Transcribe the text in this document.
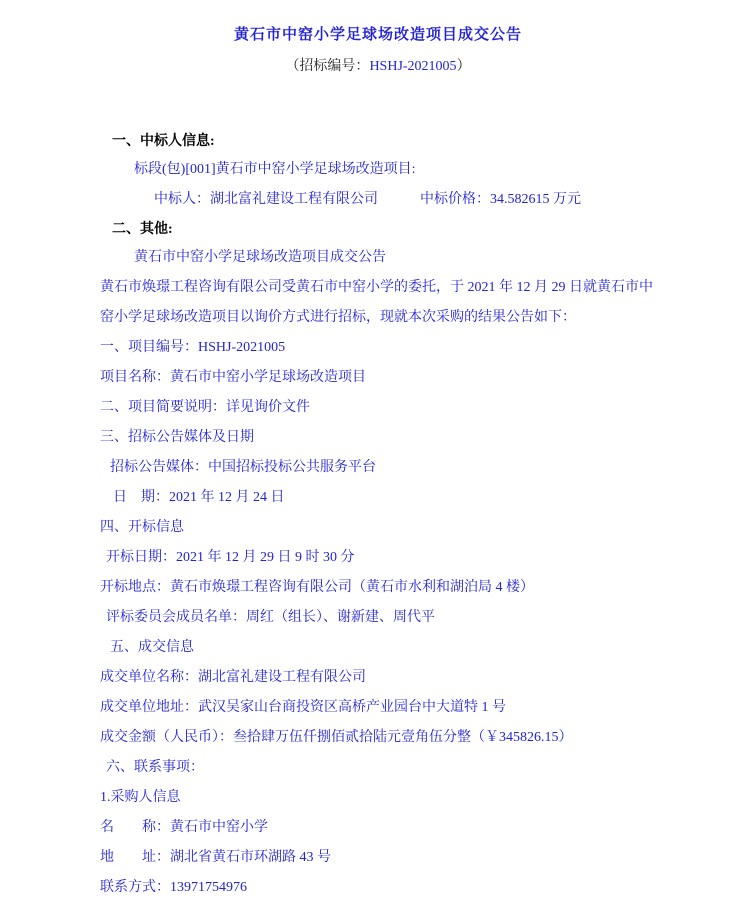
黄石市中窑小学足球场改造项目成交公告
（招标编号：HSHJ-2021005）
一、中标人信息:
标段(包)[001]黄石市中窑小学足球场改造项目:
中标人：湖北富礼建设工程有限公司	中标价格：34.582615 万元
二、其他:
黄石市中窑小学足球场改造项目成交公告
黄石市焕璟工程咨询有限公司受黄石市中窑小学的委托，于 2021 年 12 月 29 日就黄石市中
窑小学足球场改造项目以询价方式进行招标，现就本次采购的结果公告如下：
一、项目编号：HSHJ-2021005
项目名称：黄石市中窑小学足球场改造项目
二、项目简要说明：详见询价文件
三、招标公告媒体及日期
招标公告媒体：中国招标投标公共服务平台
日　期：2021 年 12 月 24 日
四、开标信息
开标日期：2021 年 12 月 29 日 9 时 30 分
开标地点：黄石市焕璟工程咨询有限公司（黄石市水利和湖泊局 4 楼）
评标委员会成员名单：周红（组长）、谢新建、周代平
五、成交信息
成交单位名称：湖北富礼建设工程有限公司
成交单位地址：武汉吴家山台商投资区高桥产业园台中大道特 1 号
成交金额（人民币）：叁拾肆万伍仟捌佰贰拾陆元壹角伍分整（￥345826.15）
六、联系事项：
1.采购人信息
名　　称：黄石市中窑小学
地　　址：湖北省黄石市环湖路 43 号
联系方式：13971754976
--------------------
* WRITTEN EXERCISE
In the material above, show every line where the word "HSHJ" turns up.

* THE ANSWER
（招标编号：HSHJ-2021005）
一、项目编号：HSHJ-2021005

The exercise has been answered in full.